• [Goal of the exercise] In the listing below, count the lines with "name" and report only the figure.

Records from a data source
============

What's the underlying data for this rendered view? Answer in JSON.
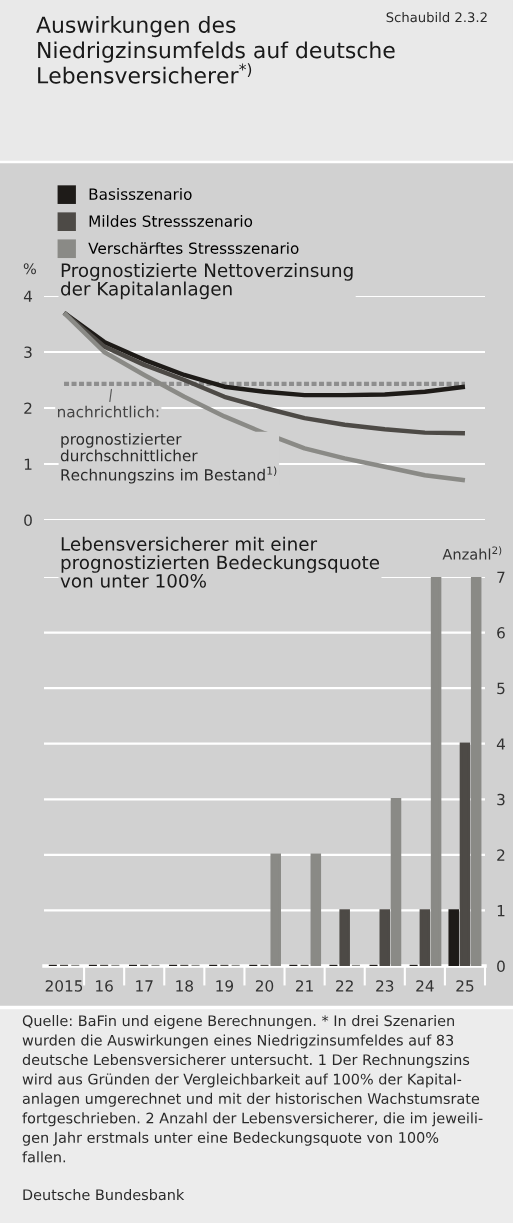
{
  "chart_data": [
    {
      "type": "line",
      "title": "Auswirkungen des\nNiedrigzinsumfelds auf deutsche\nLebensversicherer$^{*)}$",
      "subtitle": "Prognostizierte Nettoverzinsung\nder Kapitalanlagen",
      "ylabel": "%",
      "categories": [
        "2015",
        "16",
        "17",
        "18",
        "19",
        "20",
        "21",
        "22",
        "23",
        "24",
        "25"
      ],
      "series": [
        {
          "name": "Basisszenario",
          "color": "#1e1b18",
          "values": [
            3.7,
            3.18,
            2.86,
            2.59,
            2.38,
            2.29,
            2.23,
            2.23,
            2.24,
            2.29,
            2.38
          ]
        },
        {
          "name": "Mildes Stressszenario",
          "color": "#4d4a46",
          "values": [
            3.7,
            3.1,
            2.77,
            2.5,
            2.2,
            2.0,
            1.82,
            1.7,
            1.62,
            1.56,
            1.55
          ]
        },
        {
          "name": "Verschärftes Stressszenario",
          "color": "#8a8a86",
          "values": [
            3.7,
            3.0,
            2.59,
            2.2,
            1.85,
            1.55,
            1.28,
            1.1,
            0.95,
            0.8,
            0.71
          ]
        },
        {
          "color": "#8e8e8e",
          "line_style": "dashed",
          "values": [
            2.43,
            2.43,
            2.43,
            2.43,
            2.43,
            2.43,
            2.43,
            2.43,
            2.43,
            2.43,
            2.43
          ]
        }
      ],
      "ylim": [
        0,
        4
      ],
      "yticks": [
        0,
        1,
        2,
        3,
        4
      ],
      "grid": "y",
      "legend": "top left",
      "tick_labels": "y",
      "annotations": [
        "Schaubild 2.3.2",
        {
          "text": "nachrichtlich:",
          "x": "16",
          "y": 2.43
        },
        "prognostizierter\ndurchschnittlicher\nRechnungszins im Bestand$^{1)}$"
      ]
    },
    {
      "type": "bar",
      "title": "Lebensversicherer mit einer\nprognostizierten Bedeckungsquote\nvon unter 100%",
      "ylabel": "Anzahl$^{2)}$",
      "categories": [
        "2015",
        "16",
        "17",
        "18",
        "19",
        "20",
        "21",
        "22",
        "23",
        "24",
        "25"
      ],
      "series": [
        {
          "color": "#1e1b18",
          "values": [
            0,
            0,
            0,
            0,
            0,
            0,
            0,
            0,
            0,
            0,
            1
          ]
        },
        {
          "color": "#4d4a46",
          "values": [
            0,
            0,
            0,
            0,
            0,
            0,
            0,
            1,
            1,
            1,
            4
          ]
        },
        {
          "color": "#8a8a86",
          "values": [
            0,
            0,
            0,
            0,
            0,
            2,
            2,
            0,
            3,
            7,
            7
          ]
        }
      ],
      "ylim": [
        0,
        7
      ],
      "yticks": [
        0,
        1,
        2,
        3,
        4,
        5,
        6,
        7
      ],
      "grid": "y",
      "annotations": [
        "Quelle: BaFin und eigene Berechnungen. * In drei Szenarien\nwurden die Auswirkungen eines Niedrigzinsumfeldes auf 83\ndeutsche Lebensversicherer untersucht. 1 Der Rechnungszins\nwird aus Gründen der Vergleichbarkeit auf 100% der Kapital-\nanlagen umgerechnet und mit der historischen Wachstumsrate\nfortgeschrieben. 2 Anzahl der Lebensversicherer, die im jeweili-\ngen Jahr erstmals unter eine Bedeckungsquote von 100%\nfallen.",
        "Deutsche Bundesbank"
      ]
    }
  ]
}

============

• [Correct response] 3